Collection entries:

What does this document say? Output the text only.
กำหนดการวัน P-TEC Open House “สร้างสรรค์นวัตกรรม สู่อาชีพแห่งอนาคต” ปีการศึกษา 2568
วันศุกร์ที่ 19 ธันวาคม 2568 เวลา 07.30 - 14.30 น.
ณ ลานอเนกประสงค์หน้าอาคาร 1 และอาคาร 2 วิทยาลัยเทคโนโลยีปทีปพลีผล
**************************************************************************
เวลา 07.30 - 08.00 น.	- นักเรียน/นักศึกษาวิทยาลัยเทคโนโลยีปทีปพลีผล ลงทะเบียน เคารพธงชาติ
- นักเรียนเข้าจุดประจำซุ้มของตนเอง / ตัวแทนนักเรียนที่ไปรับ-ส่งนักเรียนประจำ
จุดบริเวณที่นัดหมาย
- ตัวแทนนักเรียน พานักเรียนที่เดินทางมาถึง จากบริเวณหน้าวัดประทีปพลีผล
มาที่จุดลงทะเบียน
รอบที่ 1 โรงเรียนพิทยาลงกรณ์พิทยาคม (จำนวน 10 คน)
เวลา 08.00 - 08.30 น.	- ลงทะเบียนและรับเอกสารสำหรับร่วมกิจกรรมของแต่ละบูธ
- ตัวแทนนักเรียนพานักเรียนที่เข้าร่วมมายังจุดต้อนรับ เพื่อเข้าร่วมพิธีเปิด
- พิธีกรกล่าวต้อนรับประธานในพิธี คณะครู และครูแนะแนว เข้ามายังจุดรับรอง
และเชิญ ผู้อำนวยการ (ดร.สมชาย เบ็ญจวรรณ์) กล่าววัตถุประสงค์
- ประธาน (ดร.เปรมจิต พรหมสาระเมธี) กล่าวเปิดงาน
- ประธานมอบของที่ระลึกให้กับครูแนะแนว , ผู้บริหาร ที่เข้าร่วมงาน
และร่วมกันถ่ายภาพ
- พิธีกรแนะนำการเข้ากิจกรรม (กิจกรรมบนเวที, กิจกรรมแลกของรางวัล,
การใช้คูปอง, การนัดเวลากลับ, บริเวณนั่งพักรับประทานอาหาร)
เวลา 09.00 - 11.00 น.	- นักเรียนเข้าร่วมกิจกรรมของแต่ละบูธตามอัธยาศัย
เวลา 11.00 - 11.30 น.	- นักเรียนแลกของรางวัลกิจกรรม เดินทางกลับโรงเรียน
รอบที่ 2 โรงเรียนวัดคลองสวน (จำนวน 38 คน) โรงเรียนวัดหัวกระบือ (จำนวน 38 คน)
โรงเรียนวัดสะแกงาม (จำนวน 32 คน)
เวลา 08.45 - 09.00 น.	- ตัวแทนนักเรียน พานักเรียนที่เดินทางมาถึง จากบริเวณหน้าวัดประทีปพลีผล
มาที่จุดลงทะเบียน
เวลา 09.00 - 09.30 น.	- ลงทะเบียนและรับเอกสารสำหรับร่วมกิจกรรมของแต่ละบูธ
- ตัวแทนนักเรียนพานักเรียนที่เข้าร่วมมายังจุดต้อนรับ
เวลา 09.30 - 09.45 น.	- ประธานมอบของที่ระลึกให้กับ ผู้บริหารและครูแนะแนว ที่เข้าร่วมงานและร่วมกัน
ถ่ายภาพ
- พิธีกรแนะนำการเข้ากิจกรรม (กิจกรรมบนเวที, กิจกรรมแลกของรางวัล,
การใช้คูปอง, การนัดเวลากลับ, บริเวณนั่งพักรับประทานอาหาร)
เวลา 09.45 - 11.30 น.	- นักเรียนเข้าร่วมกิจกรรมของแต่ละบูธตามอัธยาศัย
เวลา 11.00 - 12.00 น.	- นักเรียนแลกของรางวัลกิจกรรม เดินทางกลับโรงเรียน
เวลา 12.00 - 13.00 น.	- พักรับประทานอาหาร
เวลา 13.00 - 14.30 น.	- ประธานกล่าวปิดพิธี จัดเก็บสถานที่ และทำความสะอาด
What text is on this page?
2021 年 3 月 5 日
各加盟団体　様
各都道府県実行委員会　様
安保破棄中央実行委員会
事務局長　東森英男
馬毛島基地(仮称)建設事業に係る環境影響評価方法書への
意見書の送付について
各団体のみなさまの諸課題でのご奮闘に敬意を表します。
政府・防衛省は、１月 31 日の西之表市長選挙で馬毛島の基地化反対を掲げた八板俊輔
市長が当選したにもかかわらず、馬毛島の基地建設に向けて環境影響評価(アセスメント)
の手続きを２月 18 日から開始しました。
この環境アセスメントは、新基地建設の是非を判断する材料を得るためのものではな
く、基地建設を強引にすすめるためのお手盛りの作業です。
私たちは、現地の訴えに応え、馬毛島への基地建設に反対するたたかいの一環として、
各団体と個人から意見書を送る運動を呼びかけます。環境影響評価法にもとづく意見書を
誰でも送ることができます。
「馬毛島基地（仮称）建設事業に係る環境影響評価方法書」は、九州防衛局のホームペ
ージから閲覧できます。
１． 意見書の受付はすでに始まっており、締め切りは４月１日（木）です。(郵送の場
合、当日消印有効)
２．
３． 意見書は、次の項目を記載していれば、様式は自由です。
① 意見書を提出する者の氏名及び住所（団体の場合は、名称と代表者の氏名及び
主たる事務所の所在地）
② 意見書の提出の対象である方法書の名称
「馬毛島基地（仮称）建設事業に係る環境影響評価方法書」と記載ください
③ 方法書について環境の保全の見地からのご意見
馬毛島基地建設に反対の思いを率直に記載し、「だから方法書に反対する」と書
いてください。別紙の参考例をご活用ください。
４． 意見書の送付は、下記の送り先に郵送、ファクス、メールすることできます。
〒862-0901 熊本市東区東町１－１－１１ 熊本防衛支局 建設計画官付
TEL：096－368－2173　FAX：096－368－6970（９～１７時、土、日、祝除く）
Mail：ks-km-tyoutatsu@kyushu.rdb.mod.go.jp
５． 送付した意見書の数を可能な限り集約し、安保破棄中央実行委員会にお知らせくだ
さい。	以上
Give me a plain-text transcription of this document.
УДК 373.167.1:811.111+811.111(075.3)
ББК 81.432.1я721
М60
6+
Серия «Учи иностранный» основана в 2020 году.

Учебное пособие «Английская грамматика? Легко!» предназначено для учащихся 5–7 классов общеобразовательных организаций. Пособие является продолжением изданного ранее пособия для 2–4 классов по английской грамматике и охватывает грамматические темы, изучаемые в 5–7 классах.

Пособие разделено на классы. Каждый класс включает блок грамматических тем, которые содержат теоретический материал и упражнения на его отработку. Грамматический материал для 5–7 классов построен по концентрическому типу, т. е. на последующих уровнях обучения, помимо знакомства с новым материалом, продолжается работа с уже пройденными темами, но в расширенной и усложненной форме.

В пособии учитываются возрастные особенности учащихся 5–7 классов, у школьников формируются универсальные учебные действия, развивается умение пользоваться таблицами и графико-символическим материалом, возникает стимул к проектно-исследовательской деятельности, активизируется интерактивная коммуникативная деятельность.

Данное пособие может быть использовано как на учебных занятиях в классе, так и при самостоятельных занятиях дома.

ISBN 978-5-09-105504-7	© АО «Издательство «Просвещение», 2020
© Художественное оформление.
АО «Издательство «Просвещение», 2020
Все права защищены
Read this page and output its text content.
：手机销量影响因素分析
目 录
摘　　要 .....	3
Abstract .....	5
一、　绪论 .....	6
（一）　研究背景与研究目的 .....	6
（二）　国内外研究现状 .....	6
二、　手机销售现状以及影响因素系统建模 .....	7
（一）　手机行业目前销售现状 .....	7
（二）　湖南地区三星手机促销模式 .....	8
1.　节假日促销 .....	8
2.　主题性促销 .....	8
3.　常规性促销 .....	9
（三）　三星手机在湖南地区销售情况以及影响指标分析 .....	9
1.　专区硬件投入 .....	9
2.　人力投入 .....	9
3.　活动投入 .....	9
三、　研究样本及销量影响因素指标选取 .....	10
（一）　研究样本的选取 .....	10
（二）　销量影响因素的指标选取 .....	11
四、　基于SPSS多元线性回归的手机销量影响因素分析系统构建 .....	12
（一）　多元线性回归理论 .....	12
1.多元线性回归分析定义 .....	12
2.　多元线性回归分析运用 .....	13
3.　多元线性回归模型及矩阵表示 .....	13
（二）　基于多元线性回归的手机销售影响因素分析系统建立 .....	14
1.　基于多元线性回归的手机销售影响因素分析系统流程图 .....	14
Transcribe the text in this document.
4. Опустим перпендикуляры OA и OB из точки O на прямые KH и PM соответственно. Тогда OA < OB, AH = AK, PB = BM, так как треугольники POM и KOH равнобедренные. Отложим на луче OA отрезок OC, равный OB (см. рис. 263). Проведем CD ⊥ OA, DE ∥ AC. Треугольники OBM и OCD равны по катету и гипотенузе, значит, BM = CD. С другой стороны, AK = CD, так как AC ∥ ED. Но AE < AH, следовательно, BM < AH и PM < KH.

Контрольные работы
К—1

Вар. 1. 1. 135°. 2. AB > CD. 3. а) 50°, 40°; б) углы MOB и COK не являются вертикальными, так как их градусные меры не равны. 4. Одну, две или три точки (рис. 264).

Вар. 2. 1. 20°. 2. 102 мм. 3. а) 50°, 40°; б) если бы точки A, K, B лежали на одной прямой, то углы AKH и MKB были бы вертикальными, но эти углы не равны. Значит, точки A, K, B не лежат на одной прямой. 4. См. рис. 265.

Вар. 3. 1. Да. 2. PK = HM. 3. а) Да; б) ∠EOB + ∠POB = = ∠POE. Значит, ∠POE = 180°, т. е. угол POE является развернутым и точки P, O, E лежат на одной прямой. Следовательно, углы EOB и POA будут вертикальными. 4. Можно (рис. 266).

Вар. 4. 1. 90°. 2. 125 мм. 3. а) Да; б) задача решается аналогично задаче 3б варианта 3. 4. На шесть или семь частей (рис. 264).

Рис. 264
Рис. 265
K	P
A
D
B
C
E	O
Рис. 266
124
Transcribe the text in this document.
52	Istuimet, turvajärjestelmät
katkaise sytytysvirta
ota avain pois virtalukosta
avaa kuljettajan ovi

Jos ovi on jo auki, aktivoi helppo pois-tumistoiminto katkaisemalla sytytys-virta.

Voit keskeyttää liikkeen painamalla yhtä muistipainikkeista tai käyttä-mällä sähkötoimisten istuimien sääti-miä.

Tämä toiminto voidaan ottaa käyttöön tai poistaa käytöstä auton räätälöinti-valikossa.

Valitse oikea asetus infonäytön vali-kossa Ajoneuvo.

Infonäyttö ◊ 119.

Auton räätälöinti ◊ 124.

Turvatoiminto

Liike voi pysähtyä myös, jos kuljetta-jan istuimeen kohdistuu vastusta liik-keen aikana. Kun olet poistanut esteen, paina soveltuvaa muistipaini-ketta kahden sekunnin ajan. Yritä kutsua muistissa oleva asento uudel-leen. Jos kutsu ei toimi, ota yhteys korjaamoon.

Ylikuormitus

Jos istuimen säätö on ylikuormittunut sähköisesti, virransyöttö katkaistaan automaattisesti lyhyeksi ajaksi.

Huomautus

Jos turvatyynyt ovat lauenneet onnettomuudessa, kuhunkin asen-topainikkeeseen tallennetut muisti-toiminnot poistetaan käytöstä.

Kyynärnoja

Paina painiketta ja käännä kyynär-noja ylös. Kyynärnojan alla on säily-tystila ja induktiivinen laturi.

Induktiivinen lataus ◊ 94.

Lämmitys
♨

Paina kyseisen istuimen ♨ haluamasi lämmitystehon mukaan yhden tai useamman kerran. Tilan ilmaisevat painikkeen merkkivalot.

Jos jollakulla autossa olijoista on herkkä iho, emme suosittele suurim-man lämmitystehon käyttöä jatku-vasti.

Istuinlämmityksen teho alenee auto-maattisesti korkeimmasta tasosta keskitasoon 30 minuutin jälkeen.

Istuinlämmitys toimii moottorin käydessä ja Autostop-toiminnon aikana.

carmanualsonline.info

## Task details
Filter the records, keeping only lines that contain "ยนแลกของรางว", and show those lines.

## Result of this exercise
เวลา 11.00 - 11.30 น.	- นักเรียนแลกของรางวัลกิจกรรม เดินทางกลับโรงเรียน
เวลา 11.00 - 12.00 น.	- นักเรียนแลกของรางวัลกิจกรรม เดินทางกลับโรงเรียน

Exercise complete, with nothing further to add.